> _Directions for this task_
Scan each line of the records for the word "Gifts" and extract the ones that have it.

> _Extracted information_

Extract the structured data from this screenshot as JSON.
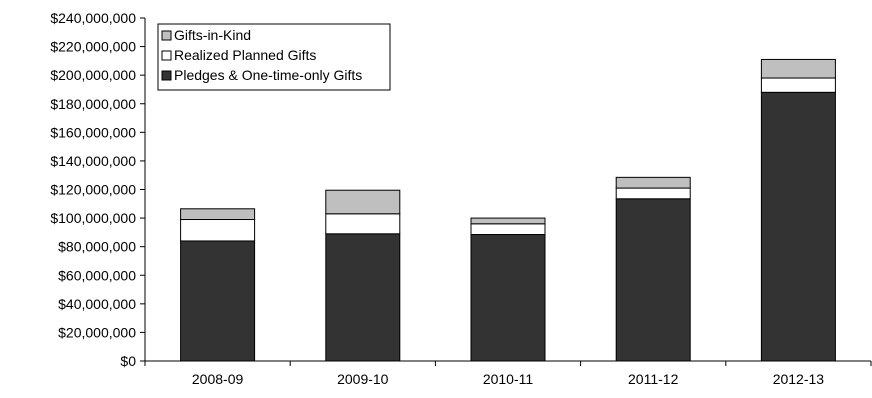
{
  "chart_data": {
    "type": "bar",
    "stacked": true,
    "title": "",
    "xlabel": "",
    "ylabel": "",
    "categories": [
      "2008-09",
      "2009-10",
      "2010-11",
      "2011-12",
      "2012-13"
    ],
    "series": [
      {
        "name": "Pledges & One-time-only Gifts",
        "color": "#333333",
        "values": [
          84000000,
          89000000,
          88500000,
          113500000,
          188000000
        ]
      },
      {
        "name": "Realized Planned Gifts",
        "color": "#ffffff",
        "values": [
          15000000,
          14000000,
          7500000,
          7500000,
          10000000
        ]
      },
      {
        "name": "Gifts-in-Kind",
        "color": "#bfbfbf",
        "values": [
          7500000,
          16500000,
          4000000,
          7500000,
          13000000
        ]
      }
    ],
    "ylim": [
      0,
      240000000
    ],
    "y_ticks": [
      "$0",
      "$20,000,000",
      "$40,000,000",
      "$60,000,000",
      "$80,000,000",
      "$100,000,000",
      "$120,000,000",
      "$140,000,000",
      "$160,000,000",
      "$180,000,000",
      "$200,000,000",
      "$220,000,000",
      "$240,000,000"
    ],
    "grid": false,
    "legend_position": "top-left",
    "legend_order": [
      "Gifts-in-Kind",
      "Realized Planned Gifts",
      "Pledges & One-time-only Gifts"
    ]
  }
}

> _Response_
        "name": "Pledges & One-time-only Gifts",
        "name": "Realized Planned Gifts",
        "name": "Gifts-in-Kind",
      "Gifts-in-Kind",
      "Realized Planned Gifts",
      "Pledges & One-time-only Gifts"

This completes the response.